Excerpt provided =
* START *

Step by step solution

01

a) Finding the rate at which radiant energy is emitted

Given, total emissive power, \(E_o = 4000 W/m^2\) and area \(\Delta A_o = 5 \ mm^2 = 5 \times 10^{-6} \ m^2\). To find the rate at which radiant energy is emitted, we can use the formula: \[q_{emit} = E_o \times \Delta A_o\] \[q_{emit} = 4000 \times 5 \times 10^{-6}\] \(q_{emit} = 0.02 W\)

02

b) Finding the intensity of the radiation field emitted

Since the radiation field is diffuse, we can use the formula for intensity as follows: \[I_{o,e} = \frac{E_o}{\pi}\] \[I_{o,e} = \frac{4000}{\pi}\] \(I_{o,e} = 1273.24 W/m^2\)

03

c) Obtaining an expression for \(q_{\text {emit }}\)

* END *

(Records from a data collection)

* START *

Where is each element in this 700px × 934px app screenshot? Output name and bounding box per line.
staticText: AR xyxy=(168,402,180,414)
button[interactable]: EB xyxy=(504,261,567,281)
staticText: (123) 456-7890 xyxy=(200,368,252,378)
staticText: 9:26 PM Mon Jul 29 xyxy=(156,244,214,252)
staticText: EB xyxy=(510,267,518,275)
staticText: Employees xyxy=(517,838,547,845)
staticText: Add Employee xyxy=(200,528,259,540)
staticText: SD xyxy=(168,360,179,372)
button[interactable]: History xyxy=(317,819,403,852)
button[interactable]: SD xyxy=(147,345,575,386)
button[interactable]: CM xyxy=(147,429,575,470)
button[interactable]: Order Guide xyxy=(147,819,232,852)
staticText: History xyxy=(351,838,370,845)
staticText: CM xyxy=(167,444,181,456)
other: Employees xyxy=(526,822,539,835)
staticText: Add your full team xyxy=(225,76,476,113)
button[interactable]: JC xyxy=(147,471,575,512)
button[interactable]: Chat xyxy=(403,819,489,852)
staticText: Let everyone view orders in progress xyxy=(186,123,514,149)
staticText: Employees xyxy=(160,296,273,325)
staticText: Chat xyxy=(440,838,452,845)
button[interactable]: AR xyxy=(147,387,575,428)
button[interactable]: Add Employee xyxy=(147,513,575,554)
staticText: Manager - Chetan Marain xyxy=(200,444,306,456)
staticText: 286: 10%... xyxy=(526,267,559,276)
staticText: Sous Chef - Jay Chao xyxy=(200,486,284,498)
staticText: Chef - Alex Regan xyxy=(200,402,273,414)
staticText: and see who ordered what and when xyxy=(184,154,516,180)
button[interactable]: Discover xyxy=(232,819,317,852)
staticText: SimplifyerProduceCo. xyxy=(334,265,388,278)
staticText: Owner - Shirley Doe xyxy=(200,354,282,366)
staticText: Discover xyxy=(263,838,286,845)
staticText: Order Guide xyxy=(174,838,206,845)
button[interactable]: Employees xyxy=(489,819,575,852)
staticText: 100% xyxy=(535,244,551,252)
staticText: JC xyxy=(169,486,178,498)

* END *

Given instruction 1 = In the radiant emission solution, condense the paragraph that begins "Given, total emissive power" into a short list that keeps its main facts.
Given instruction 2 = Translate this sentence from the radiant emission solution into Spanish: "Given, total emissive power, E_o = 4000 W/m^2 and area ΔA_o = 5 mm^2 = 5 × 10^-6 m^2."

Expected output 1 =
- Total emissive power: E_o = 4000 W/m^2
- Area: ΔA_o = 5 mm^2 = 5 × 10^-6 m^2
- Formula for the rate of emitted radiant energy: q_emit = E_o × ΔA_o
- Result: q_emit = 4000 × 5 × 10^-6 = 0.02 W

Expected output 2 = Dados la potencia emisiva total, E_o = 4000 W/m^2, y el área ΔA_o = 5 mm^2 = 5 × 10^-6 m^2.